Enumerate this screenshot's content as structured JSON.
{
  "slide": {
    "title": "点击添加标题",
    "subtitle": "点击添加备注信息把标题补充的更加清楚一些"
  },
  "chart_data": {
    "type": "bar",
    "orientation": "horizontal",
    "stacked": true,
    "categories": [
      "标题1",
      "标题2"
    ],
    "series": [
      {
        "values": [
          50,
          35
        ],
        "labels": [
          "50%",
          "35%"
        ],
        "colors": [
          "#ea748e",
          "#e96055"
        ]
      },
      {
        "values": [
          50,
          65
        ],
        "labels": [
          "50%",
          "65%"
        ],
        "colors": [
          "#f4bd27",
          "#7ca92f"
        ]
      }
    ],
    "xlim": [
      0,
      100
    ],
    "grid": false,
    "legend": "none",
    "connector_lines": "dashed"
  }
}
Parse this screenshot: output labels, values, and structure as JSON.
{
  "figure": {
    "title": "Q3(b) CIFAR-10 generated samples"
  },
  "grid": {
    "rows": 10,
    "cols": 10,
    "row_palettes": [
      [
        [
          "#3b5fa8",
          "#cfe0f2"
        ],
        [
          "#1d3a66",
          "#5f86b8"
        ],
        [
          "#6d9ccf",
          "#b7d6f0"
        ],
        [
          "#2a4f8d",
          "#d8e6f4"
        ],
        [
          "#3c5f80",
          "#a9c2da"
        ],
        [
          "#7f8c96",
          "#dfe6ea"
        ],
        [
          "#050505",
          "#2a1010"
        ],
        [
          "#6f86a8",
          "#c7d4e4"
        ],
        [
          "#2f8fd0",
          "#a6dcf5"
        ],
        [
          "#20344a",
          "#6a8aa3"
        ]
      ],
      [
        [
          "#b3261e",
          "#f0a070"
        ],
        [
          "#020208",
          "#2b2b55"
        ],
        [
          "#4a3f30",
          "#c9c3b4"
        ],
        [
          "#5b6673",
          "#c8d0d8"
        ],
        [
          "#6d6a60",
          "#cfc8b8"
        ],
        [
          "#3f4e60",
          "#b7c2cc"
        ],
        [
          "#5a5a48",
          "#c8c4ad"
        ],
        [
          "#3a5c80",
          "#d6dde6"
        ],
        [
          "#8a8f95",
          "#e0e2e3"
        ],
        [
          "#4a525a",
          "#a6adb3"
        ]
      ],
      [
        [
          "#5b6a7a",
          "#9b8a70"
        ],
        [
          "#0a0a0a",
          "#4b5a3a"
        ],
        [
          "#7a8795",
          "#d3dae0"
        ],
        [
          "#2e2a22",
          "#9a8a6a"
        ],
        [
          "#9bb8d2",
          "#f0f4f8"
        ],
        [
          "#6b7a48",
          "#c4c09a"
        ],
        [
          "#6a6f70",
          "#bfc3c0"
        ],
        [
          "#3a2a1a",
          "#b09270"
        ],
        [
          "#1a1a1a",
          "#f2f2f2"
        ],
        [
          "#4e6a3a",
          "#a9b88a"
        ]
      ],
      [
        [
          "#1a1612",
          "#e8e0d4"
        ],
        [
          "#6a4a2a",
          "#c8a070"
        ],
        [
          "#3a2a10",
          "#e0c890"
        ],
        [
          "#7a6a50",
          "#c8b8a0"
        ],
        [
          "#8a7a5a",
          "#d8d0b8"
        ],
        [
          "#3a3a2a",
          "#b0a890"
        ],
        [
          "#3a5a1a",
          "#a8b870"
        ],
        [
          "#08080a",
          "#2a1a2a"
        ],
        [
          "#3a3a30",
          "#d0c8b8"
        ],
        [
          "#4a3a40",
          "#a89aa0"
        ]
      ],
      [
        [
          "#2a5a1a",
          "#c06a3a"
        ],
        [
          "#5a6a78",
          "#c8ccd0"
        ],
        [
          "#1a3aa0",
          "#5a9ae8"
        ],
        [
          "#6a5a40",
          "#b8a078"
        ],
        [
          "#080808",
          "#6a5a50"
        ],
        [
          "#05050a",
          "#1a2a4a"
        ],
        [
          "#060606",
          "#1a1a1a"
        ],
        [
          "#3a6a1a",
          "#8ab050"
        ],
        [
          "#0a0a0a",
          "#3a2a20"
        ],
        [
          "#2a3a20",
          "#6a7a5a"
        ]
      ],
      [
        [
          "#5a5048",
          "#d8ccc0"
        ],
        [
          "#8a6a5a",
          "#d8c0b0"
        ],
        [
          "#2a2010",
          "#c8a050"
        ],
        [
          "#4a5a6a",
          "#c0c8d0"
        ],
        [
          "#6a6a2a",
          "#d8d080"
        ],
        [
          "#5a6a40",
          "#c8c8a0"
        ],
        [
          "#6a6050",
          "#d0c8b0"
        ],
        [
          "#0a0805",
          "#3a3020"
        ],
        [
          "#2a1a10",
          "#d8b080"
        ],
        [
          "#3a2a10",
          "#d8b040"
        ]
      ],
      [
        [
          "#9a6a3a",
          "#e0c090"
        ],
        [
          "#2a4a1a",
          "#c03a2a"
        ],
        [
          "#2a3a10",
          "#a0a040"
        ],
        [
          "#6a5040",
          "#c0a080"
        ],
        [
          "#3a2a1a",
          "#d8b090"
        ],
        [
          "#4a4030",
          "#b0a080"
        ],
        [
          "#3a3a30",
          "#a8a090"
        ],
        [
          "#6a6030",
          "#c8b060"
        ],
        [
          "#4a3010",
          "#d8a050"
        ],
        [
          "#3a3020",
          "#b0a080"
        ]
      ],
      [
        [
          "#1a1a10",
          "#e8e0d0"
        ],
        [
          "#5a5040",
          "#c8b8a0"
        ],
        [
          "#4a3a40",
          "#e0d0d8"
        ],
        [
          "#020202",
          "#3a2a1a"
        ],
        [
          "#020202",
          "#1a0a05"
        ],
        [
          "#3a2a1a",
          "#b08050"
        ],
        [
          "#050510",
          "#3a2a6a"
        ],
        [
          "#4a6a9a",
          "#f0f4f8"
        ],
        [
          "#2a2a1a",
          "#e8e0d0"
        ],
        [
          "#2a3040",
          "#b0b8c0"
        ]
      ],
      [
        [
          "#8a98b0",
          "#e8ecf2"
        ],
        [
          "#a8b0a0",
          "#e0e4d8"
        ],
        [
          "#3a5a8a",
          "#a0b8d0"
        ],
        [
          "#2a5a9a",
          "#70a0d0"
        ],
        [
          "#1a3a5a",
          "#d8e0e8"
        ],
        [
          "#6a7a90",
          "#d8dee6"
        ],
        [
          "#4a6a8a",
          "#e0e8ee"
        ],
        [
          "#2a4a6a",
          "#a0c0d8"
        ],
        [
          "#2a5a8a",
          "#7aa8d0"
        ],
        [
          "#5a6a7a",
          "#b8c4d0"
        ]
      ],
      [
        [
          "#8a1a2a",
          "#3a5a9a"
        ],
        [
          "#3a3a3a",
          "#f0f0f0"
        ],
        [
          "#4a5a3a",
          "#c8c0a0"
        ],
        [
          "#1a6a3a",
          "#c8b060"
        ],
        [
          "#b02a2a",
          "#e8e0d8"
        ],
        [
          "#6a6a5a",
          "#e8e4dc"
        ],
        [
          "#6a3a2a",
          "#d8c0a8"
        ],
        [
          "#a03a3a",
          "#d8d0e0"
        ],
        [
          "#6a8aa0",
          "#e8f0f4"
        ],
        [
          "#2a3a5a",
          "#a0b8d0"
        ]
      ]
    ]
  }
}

----------

[EXERCISE REQUIREMENTS]
Repeat each record in full; every line must match exactly.

[SOLUTION TO THE EXERCISE]
Enumerate this screenshot's content as structured JSON.
{
  "slide": {
    "title": "点击添加标题",
    "subtitle": "点击添加备注信息把标题补充的更加清楚一些"
  },
  "chart_data": {
    "type": "bar",
    "orientation": "horizontal",
    "stacked": true,
    "categories": [
      "标题1",
      "标题2"
    ],
    "series": [
      {
        "values": [
          50,
          35
        ],
        "labels": [
          "50%",
          "35%"
        ],
        "colors": [
          "#ea748e",
          "#e96055"
        ]
      },
      {
        "values": [
          50,
          65
        ],
        "labels": [
          "50%",
          "65%"
        ],
        "colors": [
          "#f4bd27",
          "#7ca92f"
        ]
      }
    ],
    "xlim": [
      0,
      100
    ],
    "grid": false,
    "legend": "none",
    "connector_lines": "dashed"
  }
}
Parse this screenshot: output labels, values, and structure as JSON.
{
  "figure": {
    "title": "Q3(b) CIFAR-10 generated samples"
  },
  "grid": {
    "rows": 10,
    "cols": 10,
    "row_palettes": [
      [
        [
          "#3b5fa8",
          "#cfe0f2"
        ],
        [
          "#1d3a66",
          "#5f86b8"
        ],
        [
          "#6d9ccf",
          "#b7d6f0"
        ],
        [
          "#2a4f8d",
          "#d8e6f4"
        ],
        [
          "#3c5f80",
          "#a9c2da"
        ],
        [
          "#7f8c96",
          "#dfe6ea"
        ],
        [
          "#050505",
          "#2a1010"
        ],
        [
          "#6f86a8",
          "#c7d4e4"
        ],
        [
          "#2f8fd0",
          "#a6dcf5"
        ],
        [
          "#20344a",
          "#6a8aa3"
        ]
      ],
      [
        [
          "#b3261e",
          "#f0a070"
        ],
        [
          "#020208",
          "#2b2b55"
        ],
        [
          "#4a3f30",
          "#c9c3b4"
        ],
        [
          "#5b6673",
          "#c8d0d8"
        ],
        [
          "#6d6a60",
          "#cfc8b8"
        ],
        [
          "#3f4e60",
          "#b7c2cc"
        ],
        [
          "#5a5a48",
          "#c8c4ad"
        ],
        [
          "#3a5c80",
          "#d6dde6"
        ],
        [
          "#8a8f95",
          "#e0e2e3"
        ],
        [
          "#4a525a",
          "#a6adb3"
        ]
      ],
      [
        [
          "#5b6a7a",
          "#9b8a70"
        ],
        [
          "#0a0a0a",
          "#4b5a3a"
        ],
        [
          "#7a8795",
          "#d3dae0"
        ],
        [
          "#2e2a22",
          "#9a8a6a"
        ],
        [
          "#9bb8d2",
          "#f0f4f8"
        ],
        [
          "#6b7a48",
          "#c4c09a"
        ],
        [
          "#6a6f70",
          "#bfc3c0"
        ],
        [
          "#3a2a1a",
          "#b09270"
        ],
        [
          "#1a1a1a",
          "#f2f2f2"
        ],
        [
          "#4e6a3a",
          "#a9b88a"
        ]
      ],
      [
        [
          "#1a1612",
          "#e8e0d4"
        ],
        [
          "#6a4a2a",
          "#c8a070"
        ],
        [
          "#3a2a10",
          "#e0c890"
        ],
        [
          "#7a6a50",
          "#c8b8a0"
        ],
        [
          "#8a7a5a",
          "#d8d0b8"
        ],
        [
          "#3a3a2a",
          "#b0a890"
        ],
        [
          "#3a5a1a",
          "#a8b870"
        ],
        [
          "#08080a",
          "#2a1a2a"
        ],
        [
          "#3a3a30",
          "#d0c8b8"
        ],
        [
          "#4a3a40",
          "#a89aa0"
        ]
      ],
      [
        [
          "#2a5a1a",
          "#c06a3a"
        ],
        [
          "#5a6a78",
          "#c8ccd0"
        ],
        [
          "#1a3aa0",
          "#5a9ae8"
        ],
        [
          "#6a5a40",
          "#b8a078"
        ],
        [
          "#080808",
          "#6a5a50"
        ],
        [
          "#05050a",
          "#1a2a4a"
        ],
        [
          "#060606",
          "#1a1a1a"
        ],
        [
          "#3a6a1a",
          "#8ab050"
        ],
        [
          "#0a0a0a",
          "#3a2a20"
        ],
        [
          "#2a3a20",
          "#6a7a5a"
        ]
      ],
      [
        [
          "#5a5048",
          "#d8ccc0"
        ],
        [
          "#8a6a5a",
          "#d8c0b0"
        ],
        [
          "#2a2010",
          "#c8a050"
        ],
        [
          "#4a5a6a",
          "#c0c8d0"
        ],
        [
          "#6a6a2a",
          "#d8d080"
        ],
        [
          "#5a6a40",
          "#c8c8a0"
        ],
        [
          "#6a6050",
          "#d0c8b0"
        ],
        [
          "#0a0805",
          "#3a3020"
        ],
        [
          "#2a1a10",
          "#d8b080"
        ],
        [
          "#3a2a10",
          "#d8b040"
        ]
      ],
      [
        [
          "#9a6a3a",
          "#e0c090"
        ],
        [
          "#2a4a1a",
          "#c03a2a"
        ],
        [
          "#2a3a10",
          "#a0a040"
        ],
        [
          "#6a5040",
          "#c0a080"
        ],
        [
          "#3a2a1a",
          "#d8b090"
        ],
        [
          "#4a4030",
          "#b0a080"
        ],
        [
          "#3a3a30",
          "#a8a090"
        ],
        [
          "#6a6030",
          "#c8b060"
        ],
        [
          "#4a3010",
          "#d8a050"
        ],
        [
          "#3a3020",
          "#b0a080"
        ]
      ],
      [
        [
          "#1a1a10",
          "#e8e0d0"
        ],
        [
          "#5a5040",
          "#c8b8a0"
        ],
        [
          "#4a3a40",
          "#e0d0d8"
        ],
        [
          "#020202",
          "#3a2a1a"
        ],
        [
          "#020202",
          "#1a0a05"
        ],
        [
          "#3a2a1a",
          "#b08050"
        ],
        [
          "#050510",
          "#3a2a6a"
        ],
        [
          "#4a6a9a",
          "#f0f4f8"
        ],
        [
          "#2a2a1a",
          "#e8e0d0"
        ],
        [
          "#2a3040",
          "#b0b8c0"
        ]
      ],
      [
        [
          "#8a98b0",
          "#e8ecf2"
        ],
        [
          "#a8b0a0",
          "#e0e4d8"
        ],
        [
          "#3a5a8a",
          "#a0b8d0"
        ],
        [
          "#2a5a9a",
          "#70a0d0"
        ],
        [
          "#1a3a5a",
          "#d8e0e8"
        ],
        [
          "#6a7a90",
          "#d8dee6"
        ],
        [
          "#4a6a8a",
          "#e0e8ee"
        ],
        [
          "#2a4a6a",
          "#a0c0d8"
        ],
        [
          "#2a5a8a",
          "#7aa8d0"
        ],
        [
          "#5a6a7a",
          "#b8c4d0"
        ]
      ],
      [
        [
          "#8a1a2a",
          "#3a5a9a"
        ],
        [
          "#3a3a3a",
          "#f0f0f0"
        ],
        [
          "#4a5a3a",
          "#c8c0a0"
        ],
        [
          "#1a6a3a",
          "#c8b060"
        ],
        [
          "#b02a2a",
          "#e8e0d8"
        ],
        [
          "#6a6a5a",
          "#e8e4dc"
        ],
        [
          "#6a3a2a",
          "#d8c0a8"
        ],
        [
          "#a03a3a",
          "#d8d0e0"
        ],
        [
          "#6a8aa0",
          "#e8f0f4"
        ],
        [
          "#2a3a5a",
          "#a0b8d0"
        ]
      ]
    ]
  }
}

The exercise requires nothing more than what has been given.